Reproduce all the entries precisely.

Start STORED DATA

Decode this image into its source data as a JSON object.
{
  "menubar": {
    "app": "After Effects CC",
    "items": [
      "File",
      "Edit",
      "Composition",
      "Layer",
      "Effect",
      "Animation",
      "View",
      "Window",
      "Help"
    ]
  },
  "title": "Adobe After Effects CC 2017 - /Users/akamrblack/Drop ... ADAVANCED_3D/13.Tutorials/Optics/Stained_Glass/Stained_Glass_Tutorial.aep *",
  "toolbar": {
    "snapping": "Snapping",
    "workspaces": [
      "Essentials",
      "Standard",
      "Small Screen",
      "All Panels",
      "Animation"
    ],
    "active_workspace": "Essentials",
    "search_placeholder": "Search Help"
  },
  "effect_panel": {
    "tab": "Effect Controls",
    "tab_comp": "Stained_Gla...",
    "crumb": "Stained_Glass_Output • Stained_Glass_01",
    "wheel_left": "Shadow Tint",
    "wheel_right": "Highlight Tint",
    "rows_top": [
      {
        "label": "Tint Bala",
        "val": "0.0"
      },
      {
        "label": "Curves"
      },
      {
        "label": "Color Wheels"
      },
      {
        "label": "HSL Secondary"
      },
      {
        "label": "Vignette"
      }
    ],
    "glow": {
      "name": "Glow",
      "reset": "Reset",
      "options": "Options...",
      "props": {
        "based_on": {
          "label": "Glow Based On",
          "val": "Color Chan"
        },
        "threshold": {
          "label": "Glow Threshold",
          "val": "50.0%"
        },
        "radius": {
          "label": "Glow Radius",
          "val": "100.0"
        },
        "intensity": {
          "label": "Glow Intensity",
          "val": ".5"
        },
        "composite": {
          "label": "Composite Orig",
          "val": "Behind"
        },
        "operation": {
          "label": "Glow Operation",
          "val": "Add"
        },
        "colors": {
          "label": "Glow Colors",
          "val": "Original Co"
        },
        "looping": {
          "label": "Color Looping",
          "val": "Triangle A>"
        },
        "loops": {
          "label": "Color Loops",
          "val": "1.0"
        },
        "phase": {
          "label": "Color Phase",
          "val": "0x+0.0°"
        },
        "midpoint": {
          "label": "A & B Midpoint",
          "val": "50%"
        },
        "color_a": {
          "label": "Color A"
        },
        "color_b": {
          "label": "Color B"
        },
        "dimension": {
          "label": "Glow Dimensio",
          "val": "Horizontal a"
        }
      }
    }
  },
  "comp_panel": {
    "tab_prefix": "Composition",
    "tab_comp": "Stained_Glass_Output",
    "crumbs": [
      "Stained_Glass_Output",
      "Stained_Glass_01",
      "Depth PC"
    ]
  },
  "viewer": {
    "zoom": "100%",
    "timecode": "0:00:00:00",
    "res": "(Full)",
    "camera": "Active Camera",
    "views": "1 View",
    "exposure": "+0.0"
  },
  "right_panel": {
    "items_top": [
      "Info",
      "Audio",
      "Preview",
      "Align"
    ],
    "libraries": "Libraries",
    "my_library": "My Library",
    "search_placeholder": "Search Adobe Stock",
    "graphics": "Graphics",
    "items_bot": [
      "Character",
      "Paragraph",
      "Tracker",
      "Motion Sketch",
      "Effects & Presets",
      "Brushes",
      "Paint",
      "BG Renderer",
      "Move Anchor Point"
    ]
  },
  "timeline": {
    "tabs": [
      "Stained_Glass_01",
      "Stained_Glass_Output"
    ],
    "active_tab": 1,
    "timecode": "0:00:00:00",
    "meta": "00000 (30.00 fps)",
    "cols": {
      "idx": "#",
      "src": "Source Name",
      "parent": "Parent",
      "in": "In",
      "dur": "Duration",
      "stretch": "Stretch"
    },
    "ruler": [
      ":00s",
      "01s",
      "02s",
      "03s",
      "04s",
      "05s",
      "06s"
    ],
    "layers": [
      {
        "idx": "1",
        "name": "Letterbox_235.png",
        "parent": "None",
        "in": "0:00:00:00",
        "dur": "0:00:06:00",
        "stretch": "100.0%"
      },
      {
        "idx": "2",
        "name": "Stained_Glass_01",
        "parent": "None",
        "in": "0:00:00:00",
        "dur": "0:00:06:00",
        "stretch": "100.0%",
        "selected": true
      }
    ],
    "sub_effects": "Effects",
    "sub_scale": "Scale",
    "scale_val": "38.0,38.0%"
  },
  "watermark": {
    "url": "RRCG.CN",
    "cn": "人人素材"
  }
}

End STORED DATA

• THE RESULT:
Decode this image into its source data as a JSON object.
{
  "menubar": {
    "app": "After Effects CC",
    "items": [
      "File",
      "Edit",
      "Composition",
      "Layer",
      "Effect",
      "Animation",
      "View",
      "Window",
      "Help"
    ]
  },
  "title": "Adobe After Effects CC 2017 - /Users/akamrblack/Drop ... ADAVANCED_3D/13.Tutorials/Optics/Stained_Glass/Stained_Glass_Tutorial.aep *",
  "toolbar": {
    "snapping": "Snapping",
    "workspaces": [
      "Essentials",
      "Standard",
      "Small Screen",
      "All Panels",
      "Animation"
    ],
    "active_workspace": "Essentials",
    "search_placeholder": "Search Help"
  },
  "effect_panel": {
    "tab": "Effect Controls",
    "tab_comp": "Stained_Gla...",
    "crumb": "Stained_Glass_Output • Stained_Glass_01",
    "wheel_left": "Shadow Tint",
    "wheel_right": "Highlight Tint",
    "rows_top": [
      {
        "label": "Tint Bala",
        "val": "0.0"
      },
      {
        "label": "Curves"
      },
      {
        "label": "Color Wheels"
      },
      {
        "label": "HSL Secondary"
      },
      {
        "label": "Vignette"
      }
    ],
    "glow": {
      "name": "Glow",
      "reset": "Reset",
      "options": "Options...",
      "props": {
        "based_on": {
          "label": "Glow Based On",
          "val": "Color Chan"
        },
        "threshold": {
          "label": "Glow Threshold",
          "val": "50.0%"
        },
        "radius": {
          "label": "Glow Radius",
          "val": "100.0"
        },
        "intensity": {
          "label": "Glow Intensity",
          "val": ".5"
        },
        "composite": {
          "label": "Composite Orig",
          "val": "Behind"
        },
        "operation": {
          "label": "Glow Operation",
          "val": "Add"
        },
        "colors": {
          "label": "Glow Colors",
          "val": "Original Co"
        },
        "looping": {
          "label": "Color Looping",
          "val": "Triangle A>"
        },
        "loops": {
          "label": "Color Loops",
          "val": "1.0"
        },
        "phase": {
          "label": "Color Phase",
          "val": "0x+0.0°"
        },
        "midpoint": {
          "label": "A & B Midpoint",
          "val": "50%"
        },
        "color_a": {
          "label": "Color A"
        },
        "color_b": {
          "label": "Color B"
        },
        "dimension": {
          "label": "Glow Dimensio",
          "val": "Horizontal a"
        }
      }
    }
  },
  "comp_panel": {
    "tab_prefix": "Composition",
    "tab_comp": "Stained_Glass_Output",
    "crumbs": [
      "Stained_Glass_Output",
      "Stained_Glass_01",
      "Depth PC"
    ]
  },
  "viewer": {
    "zoom": "100%",
    "timecode": "0:00:00:00",
    "res": "(Full)",
    "camera": "Active Camera",
    "views": "1 View",
    "exposure": "+0.0"
  },
  "right_panel": {
    "items_top": [
      "Info",
      "Audio",
      "Preview",
      "Align"
    ],
    "libraries": "Libraries",
    "my_library": "My Library",
    "search_placeholder": "Search Adobe Stock",
    "graphics": "Graphics",
    "items_bot": [
      "Character",
      "Paragraph",
      "Tracker",
      "Motion Sketch",
      "Effects & Presets",
      "Brushes",
      "Paint",
      "BG Renderer",
      "Move Anchor Point"
    ]
  },
  "timeline": {
    "tabs": [
      "Stained_Glass_01",
      "Stained_Glass_Output"
    ],
    "active_tab": 1,
    "timecode": "0:00:00:00",
    "meta": "00000 (30.00 fps)",
    "cols": {
      "idx": "#",
      "src": "Source Name",
      "parent": "Parent",
      "in": "In",
      "dur": "Duration",
      "stretch": "Stretch"
    },
    "ruler": [
      ":00s",
      "01s",
      "02s",
      "03s",
      "04s",
      "05s",
      "06s"
    ],
    "layers": [
      {
        "idx": "1",
        "name": "Letterbox_235.png",
        "parent": "None",
        "in": "0:00:00:00",
        "dur": "0:00:06:00",
        "stretch": "100.0%"
      },
      {
        "idx": "2",
        "name": "Stained_Glass_01",
        "parent": "None",
        "in": "0:00:00:00",
        "dur": "0:00:06:00",
        "stretch": "100.0%",
        "selected": true
      }
    ],
    "sub_effects": "Effects",
    "sub_scale": "Scale",
    "scale_val": "38.0,38.0%"
  },
  "watermark": {
    "url": "RRCG.CN",
    "cn": "人人素材"
  }
}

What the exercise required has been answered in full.